Data extracted from a collection:
******************************

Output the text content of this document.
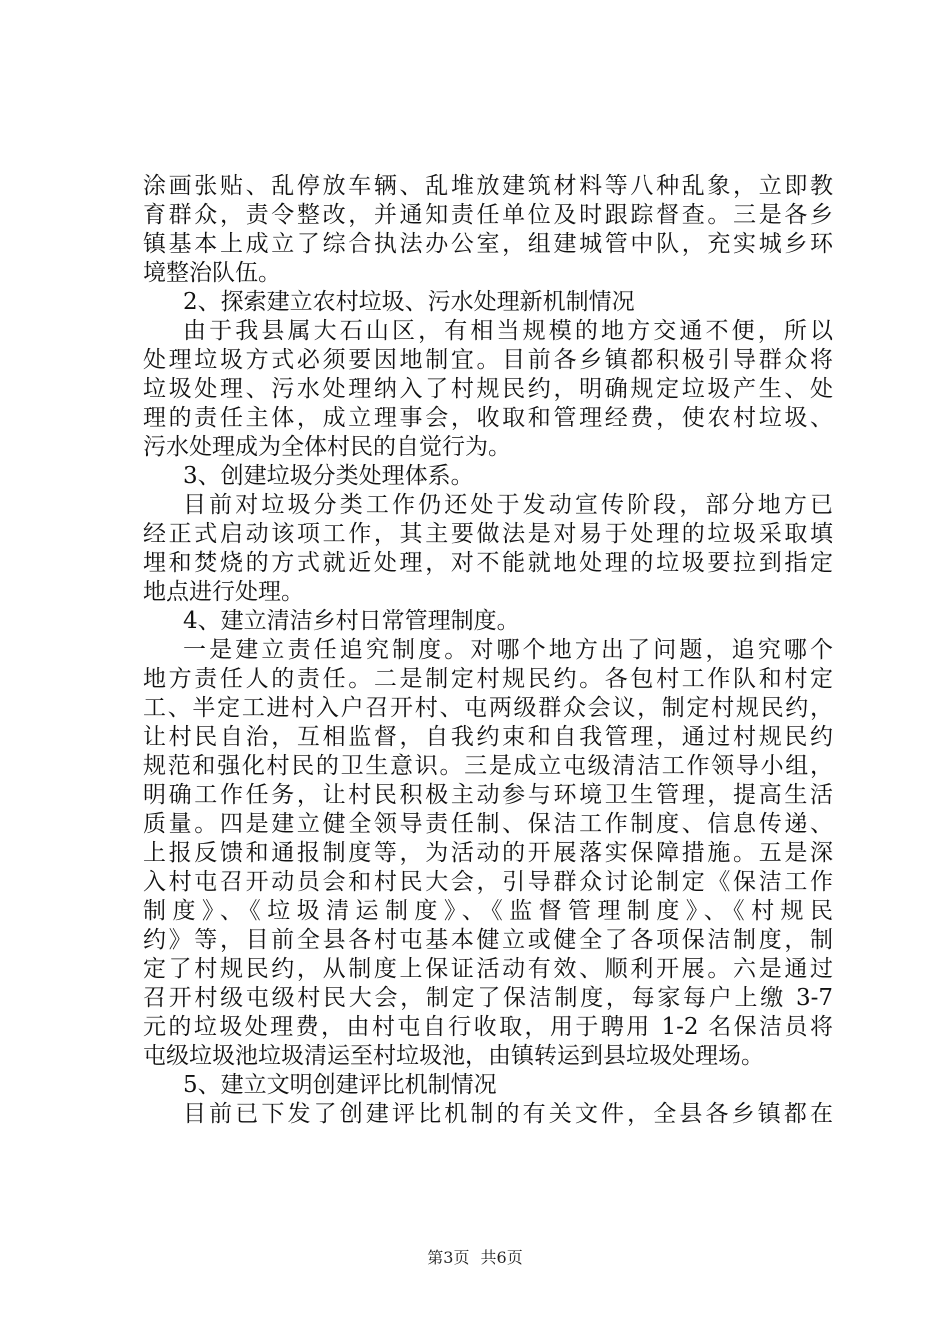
涂画张贴、乱停放车辆、乱堆放建筑材料等八种乱象，立即教
育群众，责令整改，并通知责任单位及时跟踪督查。三是各乡
镇基本上成立了综合执法办公室，组建城管中队，充实城乡环
境整治队伍。
2、探索建立农村垃圾、污水处理新机制情况
由于我县属大石山区，有相当规模的地方交通不便，所以
处理垃圾方式必须要因地制宜。目前各乡镇都积极引导群众将
垃圾处理、污水处理纳入了村规民约，明确规定垃圾产生、处
理的责任主体，成立理事会，收取和管理经费，使农村垃圾、
污水处理成为全体村民的自觉行为。
3、创建垃圾分类处理体系。
目前对垃圾分类工作仍还处于发动宣传阶段，部分地方已
经正式启动该项工作，其主要做法是对易于处理的垃圾采取填
埋和焚烧的方式就近处理，对不能就地处理的垃圾要拉到指定
地点进行处理。
4、建立清洁乡村日常管理制度。
一是建立责任追究制度。对哪个地方出了问题，追究哪个
地方责任人的责任。二是制定村规民约。各包村工作队和村定
工、半定工进村入户召开村、屯两级群众会议，制定村规民约，
让村民自治，互相监督，自我约束和自我管理，通过村规民约
规范和强化村民的卫生意识。三是成立屯级清洁工作领导小组，
明确工作任务，让村民积极主动参与环境卫生管理，提高生活
质量。四是建立健全领导责任制、保洁工作制度、信息传递、
上报反馈和通报制度等，为活动的开展落实保障措施。五是深
入村屯召开动员会和村民大会，引导群众讨论制定《保洁工作
制度》、《垃圾清运制度》、《监督管理制度》、《村规民
约》等，目前全县各村屯基本健立或健全了各项保洁制度，制
定了村规民约，从制度上保证活动有效、顺利开展。六是通过
召开村级屯级村民大会，制定了保洁制度，每家每户上缴 3-7
元的垃圾处理费，由村屯自行收取，用于聘用 1-2 名保洁员将
屯级垃圾池垃圾清运至村垃圾池，由镇转运到县垃圾处理场。
5、建立文明创建评比机制情况
目前已下发了创建评比机制的有关文件，全县各乡镇都在
第3页 共6页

******************************

* [SET TASK]: Each record must be quoted in full and exactly. Do not include the pictures.

* [COMPLETED EXERCISE]:
Output the text content of this document.
涂画张贴、乱停放车辆、乱堆放建筑材料等八种乱象，立即教
育群众，责令整改，并通知责任单位及时跟踪督查。三是各乡
镇基本上成立了综合执法办公室，组建城管中队，充实城乡环
境整治队伍。
2、探索建立农村垃圾、污水处理新机制情况
由于我县属大石山区，有相当规模的地方交通不便，所以
处理垃圾方式必须要因地制宜。目前各乡镇都积极引导群众将
垃圾处理、污水处理纳入了村规民约，明确规定垃圾产生、处
理的责任主体，成立理事会，收取和管理经费，使农村垃圾、
污水处理成为全体村民的自觉行为。
3、创建垃圾分类处理体系。
目前对垃圾分类工作仍还处于发动宣传阶段，部分地方已
经正式启动该项工作，其主要做法是对易于处理的垃圾采取填
埋和焚烧的方式就近处理，对不能就地处理的垃圾要拉到指定
地点进行处理。
4、建立清洁乡村日常管理制度。
一是建立责任追究制度。对哪个地方出了问题，追究哪个
地方责任人的责任。二是制定村规民约。各包村工作队和村定
工、半定工进村入户召开村、屯两级群众会议，制定村规民约，
让村民自治，互相监督，自我约束和自我管理，通过村规民约
规范和强化村民的卫生意识。三是成立屯级清洁工作领导小组，
明确工作任务，让村民积极主动参与环境卫生管理，提高生活
质量。四是建立健全领导责任制、保洁工作制度、信息传递、
上报反馈和通报制度等，为活动的开展落实保障措施。五是深
入村屯召开动员会和村民大会，引导群众讨论制定《保洁工作
制度》、《垃圾清运制度》、《监督管理制度》、《村规民
约》等，目前全县各村屯基本健立或健全了各项保洁制度，制
定了村规民约，从制度上保证活动有效、顺利开展。六是通过
召开村级屯级村民大会，制定了保洁制度，每家每户上缴 3-7
元的垃圾处理费，由村屯自行收取，用于聘用 1-2 名保洁员将
屯级垃圾池垃圾清运至村垃圾池，由镇转运到县垃圾处理场。
5、建立文明创建评比机制情况
目前已下发了创建评比机制的有关文件，全县各乡镇都在
第3页 共6页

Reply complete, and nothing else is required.